__Challenge__:
Please say how many lines of the listing hold "间夹砾岩", with no other words in the answer.

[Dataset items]
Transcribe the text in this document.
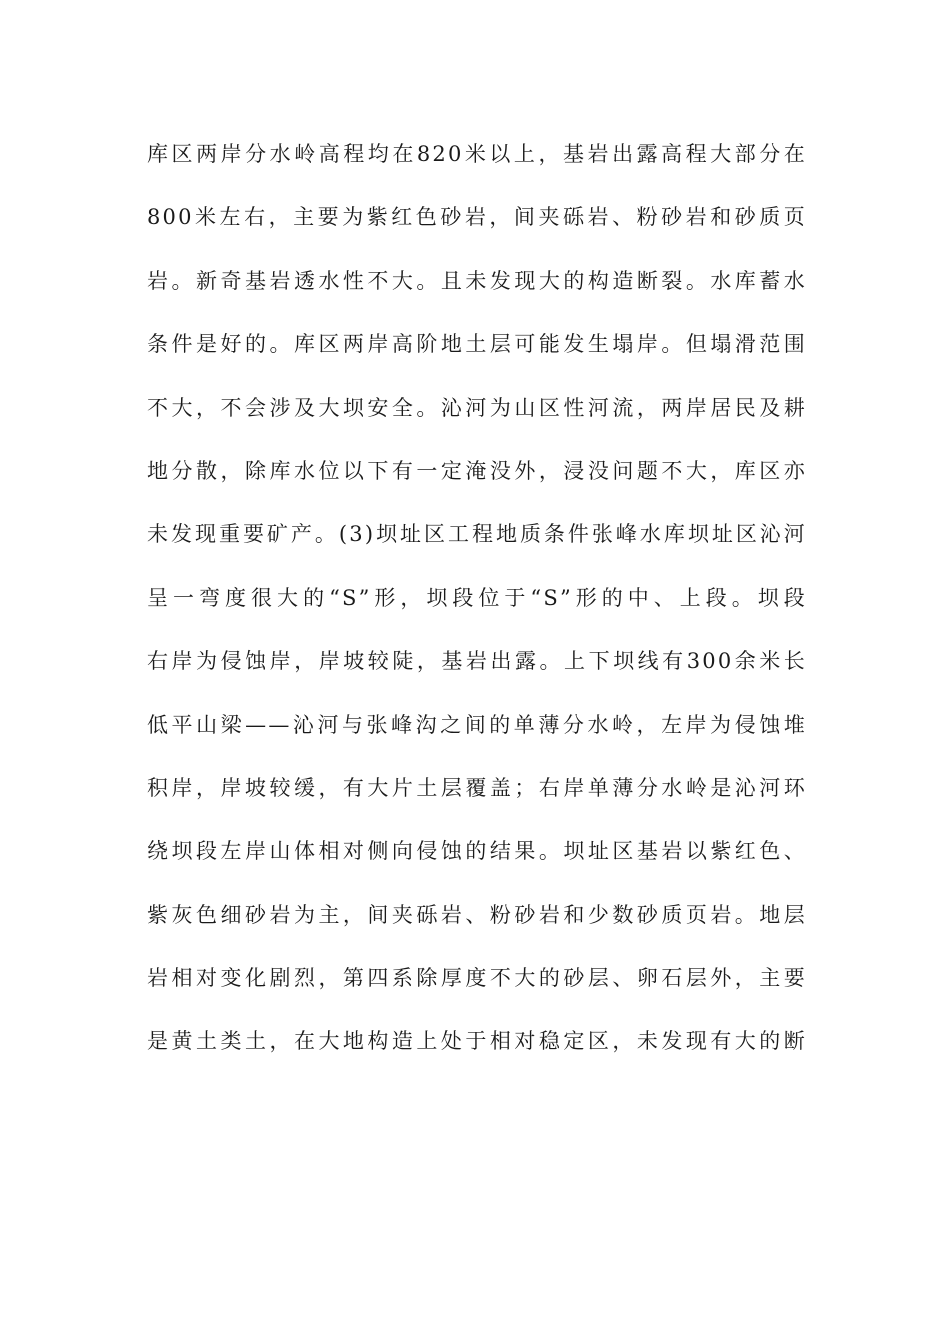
库区两岸分水岭高程均在820米以上，基岩出露高程大部分在
800米左右，主要为紫红色砂岩，间夹砾岩、粉砂岩和砂质页
岩。新奇基岩透水性不大。且未发现大的构造断裂。水库蓄水
条件是好的。库区两岸高阶地土层可能发生塌岸。但塌滑范围
不大，不会涉及大坝安全。沁河为山区性河流，两岸居民及耕
地分散，除库水位以下有一定淹没外，浸没问题不大，库区亦
未发现重要矿产。(3)坝址区工程地质条件张峰水库坝址区沁河
呈一弯度很大的“S”形，坝段位于“S”形的中、上段。坝段
右岸为侵蚀岸，岸坡较陡，基岩出露。上下坝线有300余米长
低平山梁——沁河与张峰沟之间的单薄分水岭，左岸为侵蚀堆
积岸，岸坡较缓，有大片土层覆盖；右岸单薄分水岭是沁河环
绕坝段左岸山体相对侧向侵蚀的结果。坝址区基岩以紫红色、
紫灰色细砂岩为主，间夹砾岩、粉砂岩和少数砂质页岩。地层
岩相对变化剧烈，第四系除厚度不大的砂层、卵石层外，主要
是黄土类土，在大地构造上处于相对稳定区，未发现有大的断
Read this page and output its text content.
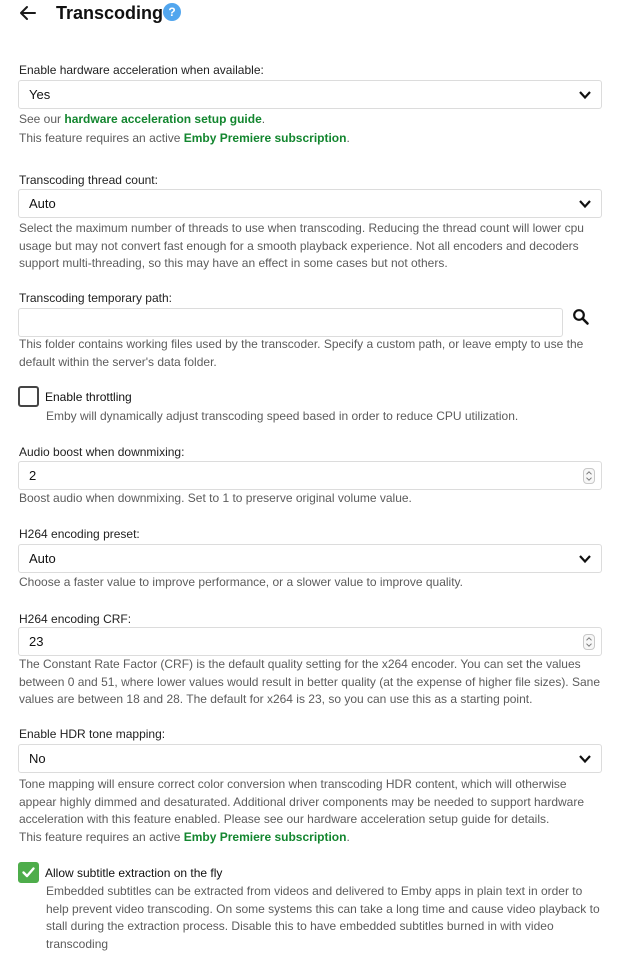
Transcoding ?
Enable hardware acceleration when available:
Yes
See our hardware acceleration setup guide.
This feature requires an active Emby Premiere subscription.
Transcoding thread count:
Auto
Select the maximum number of threads to use when transcoding. Reducing the thread count will lower cpu usage but may not convert fast enough for a smooth playback experience. Not all encoders and decoders support multi-threading, so this may have an effect in some cases but not others.
Transcoding temporary path:
This folder contains working files used by the transcoder. Specify a custom path, or leave empty to use the default within the server's data folder.
Enable throttling
Emby will dynamically adjust transcoding speed based in order to reduce CPU utilization.
Audio boost when downmixing:
2
Boost audio when downmixing. Set to 1 to preserve original volume value.
H264 encoding preset:
Auto
Choose a faster value to improve performance, or a slower value to improve quality.
H264 encoding CRF:
23
The Constant Rate Factor (CRF) is the default quality setting for the x264 encoder. You can set the values between 0 and 51, where lower values would result in better quality (at the expense of higher file sizes). Sane values are between 18 and 28. The default for x264 is 23, so you can use this as a starting point.
Enable HDR tone mapping:
No
Tone mapping will ensure correct color conversion when transcoding HDR content, which will otherwise appear highly dimmed and desaturated. Additional driver components may be needed to support hardware acceleration with this feature enabled. Please see our hardware acceleration setup guide for details.
This feature requires an active Emby Premiere subscription.
Allow subtitle extraction on the fly
Embedded subtitles can be extracted from videos and delivered to Emby apps in plain text in order to help prevent video transcoding. On some systems this can take a long time and cause video playback to stall during the extraction process. Disable this to have embedded subtitles burned in with video transcoding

__Written solution__:
2